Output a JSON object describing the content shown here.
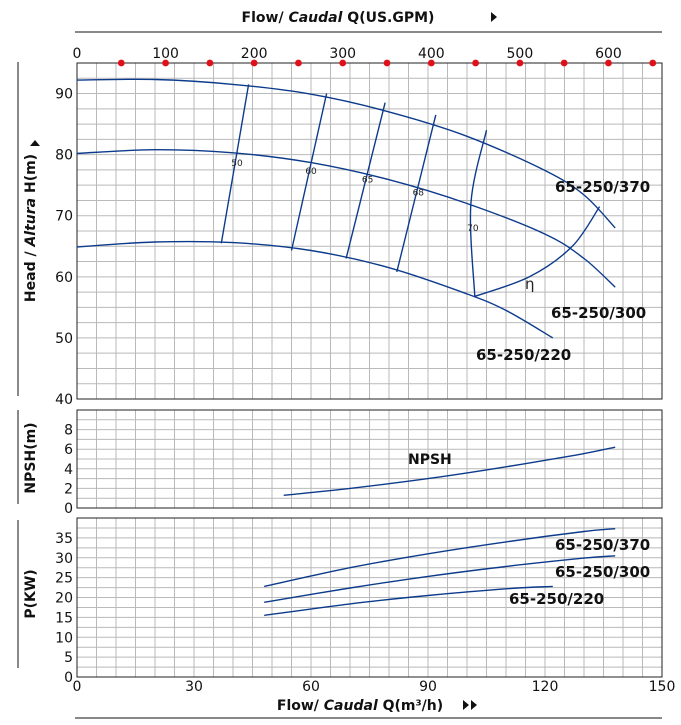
{
  "titles": {
    "top_axis": "Flow/ Caudal Q(US.GPM)",
    "top_axis_plain": "Flow/ ",
    "top_axis_italic": "Caudal",
    "top_axis_rest": " Q(US.GPM)",
    "bottom_axis_plain": "Flow/ ",
    "bottom_axis_italic": "Caudal",
    "bottom_axis_rest": " Q(m³/h)",
    "head_plain": "Head / ",
    "head_italic": "Altura",
    "head_rest": " H(m)",
    "npsh_axis": "NPSH(m)",
    "power_axis": "P(KW)"
  },
  "chart_data": [
    {
      "type": "line",
      "panel": "head",
      "x_unit": "m³/h",
      "xlim": [
        0,
        150
      ],
      "ylim": [
        40,
        95
      ],
      "x_ticks": [
        0,
        30,
        60,
        90,
        120,
        150
      ],
      "y_ticks": [
        40,
        50,
        60,
        70,
        80,
        90
      ],
      "secondary_x_axis": {
        "label": "Flow/ Caudal Q(US.GPM)",
        "ticks": [
          0,
          100,
          200,
          300,
          400,
          500,
          600
        ]
      },
      "series": [
        {
          "name": "65-250/370",
          "x": [
            0,
            20,
            40,
            60,
            80,
            100,
            120,
            130,
            138
          ],
          "y": [
            92.2,
            92.3,
            91.5,
            89.9,
            87.0,
            83.0,
            77.4,
            73.4,
            68.0
          ]
        },
        {
          "name": "65-250/300",
          "x": [
            0,
            20,
            40,
            60,
            80,
            100,
            120,
            130,
            138
          ],
          "y": [
            80.2,
            80.8,
            80.3,
            78.7,
            75.9,
            72.0,
            67.0,
            63.0,
            58.3
          ]
        },
        {
          "name": "65-250/220",
          "x": [
            0,
            20,
            40,
            60,
            80,
            100,
            110,
            122
          ],
          "y": [
            64.9,
            65.7,
            65.6,
            64.3,
            61.5,
            57.2,
            54.5,
            50.0
          ]
        }
      ],
      "efficiency_contours": [
        {
          "label": "50",
          "x": [
            44,
            37
          ],
          "y": [
            91.5,
            65.5
          ]
        },
        {
          "label": "60",
          "x": [
            64,
            55
          ],
          "y": [
            90.0,
            64.3
          ]
        },
        {
          "label": "65",
          "x": [
            79,
            69
          ],
          "y": [
            88.5,
            63.0
          ]
        },
        {
          "label": "68",
          "x": [
            92,
            82
          ],
          "y": [
            86.5,
            60.8
          ]
        },
        {
          "label": "70",
          "x": [
            105,
            101,
            102
          ],
          "y": [
            84.0,
            72.0,
            56.8
          ]
        }
      ],
      "efficiency_envelope": {
        "label": "η",
        "x": [
          102,
          116,
          127,
          134
        ],
        "y": [
          56.8,
          60.0,
          65.0,
          71.5
        ]
      }
    },
    {
      "type": "line",
      "panel": "npsh",
      "xlim": [
        0,
        150
      ],
      "ylim": [
        0,
        10
      ],
      "y_ticks": [
        0,
        2,
        4,
        6,
        8
      ],
      "series": [
        {
          "name": "NPSH",
          "x": [
            53,
            70,
            90,
            110,
            128,
            138
          ],
          "y": [
            1.3,
            2.0,
            3.0,
            4.2,
            5.4,
            6.2
          ]
        }
      ]
    },
    {
      "type": "line",
      "panel": "power",
      "xlim": [
        0,
        150
      ],
      "ylim": [
        0,
        40
      ],
      "y_ticks": [
        0,
        5,
        10,
        15,
        20,
        25,
        30,
        35
      ],
      "series": [
        {
          "name": "65-250/370",
          "x": [
            48,
            70,
            90,
            110,
            130,
            138
          ],
          "y": [
            22.8,
            27.5,
            31.0,
            34.0,
            36.6,
            37.3
          ]
        },
        {
          "name": "65-250/300",
          "x": [
            48,
            70,
            90,
            110,
            130,
            138
          ],
          "y": [
            18.8,
            22.4,
            25.3,
            27.8,
            29.9,
            30.5
          ]
        },
        {
          "name": "65-250/220",
          "x": [
            48,
            70,
            90,
            110,
            122
          ],
          "y": [
            15.5,
            18.4,
            20.5,
            22.2,
            22.8
          ]
        }
      ]
    }
  ],
  "labels": {
    "head_370": "65-250/370",
    "head_300": "65-250/300",
    "head_220": "65-250/220",
    "npsh": "NPSH",
    "p_370": "65-250/370",
    "p_300": "65-250/300",
    "p_220": "65-250/220",
    "eta": "η"
  },
  "colors": {
    "curve": "#0d3b8c",
    "grid": "#b9b9b9",
    "gpm_marker": "#e0101a"
  }
}
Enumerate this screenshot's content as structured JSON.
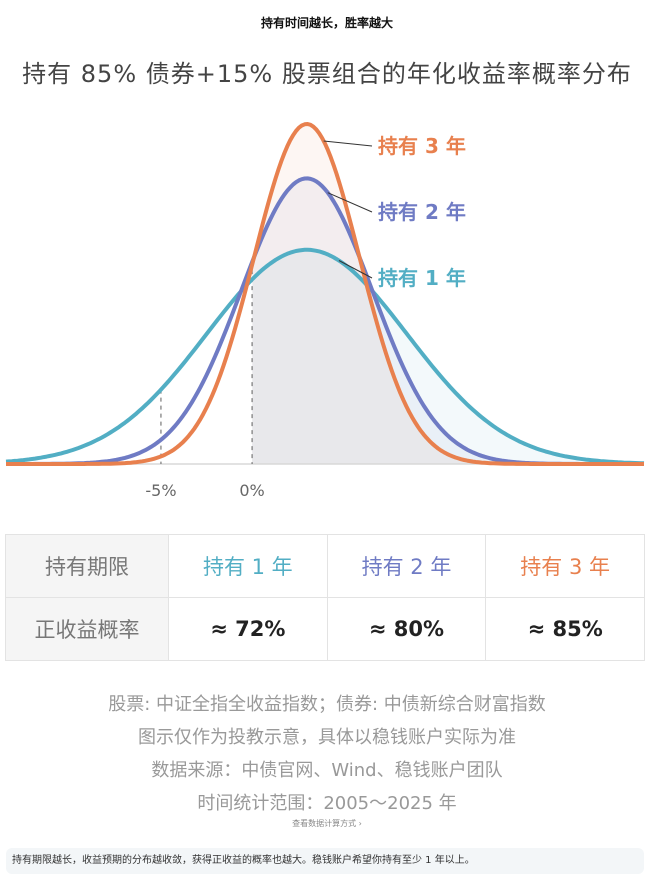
{
  "header": {
    "subtitle": "持有时间越长，胜率越大"
  },
  "title": "持有 85% 债券+15% 股票组合的年化收益率概率分布",
  "colors": {
    "year1": "#52aec4",
    "year2": "#6f7bc4",
    "year3": "#e8804e"
  },
  "chart_data": {
    "type": "area",
    "x_ticks": [
      "-5%",
      "0%"
    ],
    "series": [
      {
        "name": "持有 1 年",
        "mean": 0.03,
        "sd": 0.055,
        "peak_rel": 0.63,
        "positive_prob": 0.72
      },
      {
        "name": "持有 2 年",
        "mean": 0.03,
        "sd": 0.036,
        "peak_rel": 0.84,
        "positive_prob": 0.8
      },
      {
        "name": "持有 3 年",
        "mean": 0.03,
        "sd": 0.029,
        "peak_rel": 1.0,
        "positive_prob": 0.85
      }
    ],
    "xlim": [
      -0.135,
      0.215
    ],
    "reference_lines": [
      "-5%",
      "0%"
    ]
  },
  "table": {
    "row1_head": "持有期限",
    "row2_head": "正收益概率",
    "periods": [
      "持有 1 年",
      "持有 2 年",
      "持有 3 年"
    ],
    "probabilities": [
      "≈ 72%",
      "≈ 80%",
      "≈ 85%"
    ]
  },
  "notes": [
    "股票: 中证全指全收益指数；债券: 中债新综合财富指数",
    "图示仅作为投教示意，具体以稳钱账户实际为准",
    "数据来源：中债官网、Wind、稳钱账户团队",
    "时间统计范围：2005～2025 年"
  ],
  "calc_link": "查看数据计算方式 ›",
  "footer_note": "持有期限越长，收益预期的分布越收敛，获得正收益的概率也越大。稳钱账户希望你持有至少 1 年以上。"
}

________________________________________

* OBJECTIVE
Leave out the pictures and transcribe the entries above exactly.

* RESPONSE TO THE TASK
Output a JSON object describing the content shown here.
{
  "titles": {
    "top_axis": "Flow/ Caudal Q(US.GPM)",
    "top_axis_plain": "Flow/ ",
    "top_axis_italic": "Caudal",
    "top_axis_rest": " Q(US.GPM)",
    "bottom_axis_plain": "Flow/ ",
    "bottom_axis_italic": "Caudal",
    "bottom_axis_rest": " Q(m³/h)",
    "head_plain": "Head / ",
    "head_italic": "Altura",
    "head_rest": " H(m)",
    "npsh_axis": "NPSH(m)",
    "power_axis": "P(KW)"
  },
  "chart_data": [
    {
      "type": "line",
      "panel": "head",
      "x_unit": "m³/h",
      "xlim": [
        0,
        150
      ],
      "ylim": [
        40,
        95
      ],
      "x_ticks": [
        0,
        30,
        60,
        90,
        120,
        150
      ],
      "y_ticks": [
        40,
        50,
        60,
        70,
        80,
        90
      ],
      "secondary_x_axis": {
        "label": "Flow/ Caudal Q(US.GPM)",
        "ticks": [
          0,
          100,
          200,
          300,
          400,
          500,
          600
        ]
      },
      "series": [
        {
          "name": "65-250/370",
          "x": [
            0,
            20,
            40,
            60,
            80,
            100,
            120,
            130,
            138
          ],
          "y": [
            92.2,
            92.3,
            91.5,
            89.9,
            87.0,
            83.0,
            77.4,
            73.4,
            68.0
          ]
        },
        {
          "name": "65-250/300",
          "x": [
            0,
            20,
            40,
            60,
            80,
            100,
            120,
            130,
            138
          ],
          "y": [
            80.2,
            80.8,
            80.3,
            78.7,
            75.9,
            72.0,
            67.0,
            63.0,
            58.3
          ]
        },
        {
          "name": "65-250/220",
          "x": [
            0,
            20,
            40,
            60,
            80,
            100,
            110,
            122
          ],
          "y": [
            64.9,
            65.7,
            65.6,
            64.3,
            61.5,
            57.2,
            54.5,
            50.0
          ]
        }
      ],
      "efficiency_contours": [
        {
          "label": "50",
          "x": [
            44,
            37
          ],
          "y": [
            91.5,
            65.5
          ]
        },
        {
          "label": "60",
          "x": [
            64,
            55
          ],
          "y": [
            90.0,
            64.3
          ]
        },
        {
          "label": "65",
          "x": [
            79,
            69
          ],
          "y": [
            88.5,
            63.0
          ]
        },
        {
          "label": "68",
          "x": [
            92,
            82
          ],
          "y": [
            86.5,
            60.8
          ]
        },
        {
          "label": "70",
          "x": [
            105,
            101,
            102
          ],
          "y": [
            84.0,
            72.0,
            56.8
          ]
        }
      ],
      "efficiency_envelope": {
        "label": "η",
        "x": [
          102,
          116,
          127,
          134
        ],
        "y": [
          56.8,
          60.0,
          65.0,
          71.5
        ]
      }
    },
    {
      "type": "line",
      "panel": "npsh",
      "xlim": [
        0,
        150
      ],
      "ylim": [
        0,
        10
      ],
      "y_ticks": [
        0,
        2,
        4,
        6,
        8
      ],
      "series": [
        {
          "name": "NPSH",
          "x": [
            53,
            70,
            90,
            110,
            128,
            138
          ],
          "y": [
            1.3,
            2.0,
            3.0,
            4.2,
            5.4,
            6.2
          ]
        }
      ]
    },
    {
      "type": "line",
      "panel": "power",
      "xlim": [
        0,
        150
      ],
      "ylim": [
        0,
        40
      ],
      "y_ticks": [
        0,
        5,
        10,
        15,
        20,
        25,
        30,
        35
      ],
      "series": [
        {
          "name": "65-250/370",
          "x": [
            48,
            70,
            90,
            110,
            130,
            138
          ],
          "y": [
            22.8,
            27.5,
            31.0,
            34.0,
            36.6,
            37.3
          ]
        },
        {
          "name": "65-250/300",
          "x": [
            48,
            70,
            90,
            110,
            130,
            138
          ],
          "y": [
            18.8,
            22.4,
            25.3,
            27.8,
            29.9,
            30.5
          ]
        },
        {
          "name": "65-250/220",
          "x": [
            48,
            70,
            90,
            110,
            122
          ],
          "y": [
            15.5,
            18.4,
            20.5,
            22.2,
            22.8
          ]
        }
      ]
    }
  ],
  "labels": {
    "head_370": "65-250/370",
    "head_300": "65-250/300",
    "head_220": "65-250/220",
    "npsh": "NPSH",
    "p_370": "65-250/370",
    "p_300": "65-250/300",
    "p_220": "65-250/220",
    "eta": "η"
  },
  "colors": {
    "curve": "#0d3b8c",
    "grid": "#b9b9b9",
    "gpm_marker": "#e0101a"
  }
}
Enumerate this screenshot's content as structured JSON.
{
  "header": {
    "subtitle": "持有时间越长，胜率越大"
  },
  "title": "持有 85% 债券+15% 股票组合的年化收益率概率分布",
  "colors": {
    "year1": "#52aec4",
    "year2": "#6f7bc4",
    "year3": "#e8804e"
  },
  "chart_data": {
    "type": "area",
    "x_ticks": [
      "-5%",
      "0%"
    ],
    "series": [
      {
        "name": "持有 1 年",
        "mean": 0.03,
        "sd": 0.055,
        "peak_rel": 0.63,
        "positive_prob": 0.72
      },
      {
        "name": "持有 2 年",
        "mean": 0.03,
        "sd": 0.036,
        "peak_rel": 0.84,
        "positive_prob": 0.8
      },
      {
        "name": "持有 3 年",
        "mean": 0.03,
        "sd": 0.029,
        "peak_rel": 1.0,
        "positive_prob": 0.85
      }
    ],
    "xlim": [
      -0.135,
      0.215
    ],
    "reference_lines": [
      "-5%",
      "0%"
    ]
  },
  "table": {
    "row1_head": "持有期限",
    "row2_head": "正收益概率",
    "periods": [
      "持有 1 年",
      "持有 2 年",
      "持有 3 年"
    ],
    "probabilities": [
      "≈ 72%",
      "≈ 80%",
      "≈ 85%"
    ]
  },
  "notes": [
    "股票: 中证全指全收益指数；债券: 中债新综合财富指数",
    "图示仅作为投教示意，具体以稳钱账户实际为准",
    "数据来源：中债官网、Wind、稳钱账户团队",
    "时间统计范围：2005～2025 年"
  ],
  "calc_link": "查看数据计算方式 ›",
  "footer_note": "持有期限越长，收益预期的分布越收敛，获得正收益的概率也越大。稳钱账户希望你持有至少 1 年以上。"
}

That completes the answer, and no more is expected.